(Exercise aim) Take from the data every line in which the word "pediatrician" is found.

Stored data entries:
"""
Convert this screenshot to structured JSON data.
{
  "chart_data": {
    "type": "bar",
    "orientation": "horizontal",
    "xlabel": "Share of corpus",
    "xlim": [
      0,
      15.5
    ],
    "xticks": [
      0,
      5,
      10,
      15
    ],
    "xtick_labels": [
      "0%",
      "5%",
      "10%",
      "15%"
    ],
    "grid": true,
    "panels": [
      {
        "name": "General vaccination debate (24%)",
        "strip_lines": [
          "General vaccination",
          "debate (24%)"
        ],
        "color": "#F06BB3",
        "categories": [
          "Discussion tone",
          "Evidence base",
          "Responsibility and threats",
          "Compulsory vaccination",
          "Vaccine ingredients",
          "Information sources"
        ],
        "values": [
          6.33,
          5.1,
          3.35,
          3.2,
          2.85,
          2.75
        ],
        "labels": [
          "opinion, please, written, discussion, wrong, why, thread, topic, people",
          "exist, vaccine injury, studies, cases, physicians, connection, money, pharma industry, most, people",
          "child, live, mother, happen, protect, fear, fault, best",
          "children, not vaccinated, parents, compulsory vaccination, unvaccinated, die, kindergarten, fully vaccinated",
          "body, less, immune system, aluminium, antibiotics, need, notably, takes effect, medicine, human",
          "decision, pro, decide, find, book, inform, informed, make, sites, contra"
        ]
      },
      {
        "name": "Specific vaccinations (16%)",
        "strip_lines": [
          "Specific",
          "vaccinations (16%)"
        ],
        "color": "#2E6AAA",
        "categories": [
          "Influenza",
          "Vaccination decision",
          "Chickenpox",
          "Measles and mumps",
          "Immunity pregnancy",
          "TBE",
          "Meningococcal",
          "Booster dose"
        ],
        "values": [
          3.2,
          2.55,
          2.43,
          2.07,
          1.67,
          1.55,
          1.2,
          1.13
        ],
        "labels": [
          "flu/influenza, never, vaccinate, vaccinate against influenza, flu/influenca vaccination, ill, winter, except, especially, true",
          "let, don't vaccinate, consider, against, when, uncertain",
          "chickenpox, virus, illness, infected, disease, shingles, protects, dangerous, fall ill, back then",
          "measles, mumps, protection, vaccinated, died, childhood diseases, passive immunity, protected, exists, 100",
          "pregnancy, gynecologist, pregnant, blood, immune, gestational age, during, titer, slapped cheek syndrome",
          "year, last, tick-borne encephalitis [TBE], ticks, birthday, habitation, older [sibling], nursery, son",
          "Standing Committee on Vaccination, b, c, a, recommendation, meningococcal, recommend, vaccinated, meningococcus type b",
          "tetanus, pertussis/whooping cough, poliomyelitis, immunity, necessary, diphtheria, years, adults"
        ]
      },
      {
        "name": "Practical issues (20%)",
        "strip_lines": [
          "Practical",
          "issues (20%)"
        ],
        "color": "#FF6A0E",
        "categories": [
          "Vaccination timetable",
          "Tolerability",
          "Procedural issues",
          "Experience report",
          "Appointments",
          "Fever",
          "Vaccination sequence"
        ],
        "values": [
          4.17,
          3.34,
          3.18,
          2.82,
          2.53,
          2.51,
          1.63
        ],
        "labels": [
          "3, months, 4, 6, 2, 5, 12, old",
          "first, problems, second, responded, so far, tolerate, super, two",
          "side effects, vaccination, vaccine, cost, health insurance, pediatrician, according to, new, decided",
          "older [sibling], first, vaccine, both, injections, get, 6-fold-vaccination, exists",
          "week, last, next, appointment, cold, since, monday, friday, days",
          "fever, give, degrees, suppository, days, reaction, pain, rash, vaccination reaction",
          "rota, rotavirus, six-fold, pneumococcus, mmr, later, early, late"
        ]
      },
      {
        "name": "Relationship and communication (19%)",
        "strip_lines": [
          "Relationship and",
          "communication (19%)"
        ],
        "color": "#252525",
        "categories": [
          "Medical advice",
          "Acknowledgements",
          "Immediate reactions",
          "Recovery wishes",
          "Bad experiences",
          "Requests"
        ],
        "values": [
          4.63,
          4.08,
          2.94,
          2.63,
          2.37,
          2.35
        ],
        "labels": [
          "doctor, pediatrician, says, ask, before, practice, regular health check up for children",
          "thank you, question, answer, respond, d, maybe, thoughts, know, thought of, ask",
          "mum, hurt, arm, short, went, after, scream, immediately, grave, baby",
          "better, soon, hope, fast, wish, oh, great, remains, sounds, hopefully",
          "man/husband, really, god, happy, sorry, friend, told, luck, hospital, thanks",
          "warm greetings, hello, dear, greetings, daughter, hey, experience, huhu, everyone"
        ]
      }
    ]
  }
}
"""
(Solution for this problem)
          "side effects, vaccination, vaccine, cost, health insurance, pediatrician, according to, new, decided",
          "doctor, pediatrician, says, ask, before, practice, regular health check up for children",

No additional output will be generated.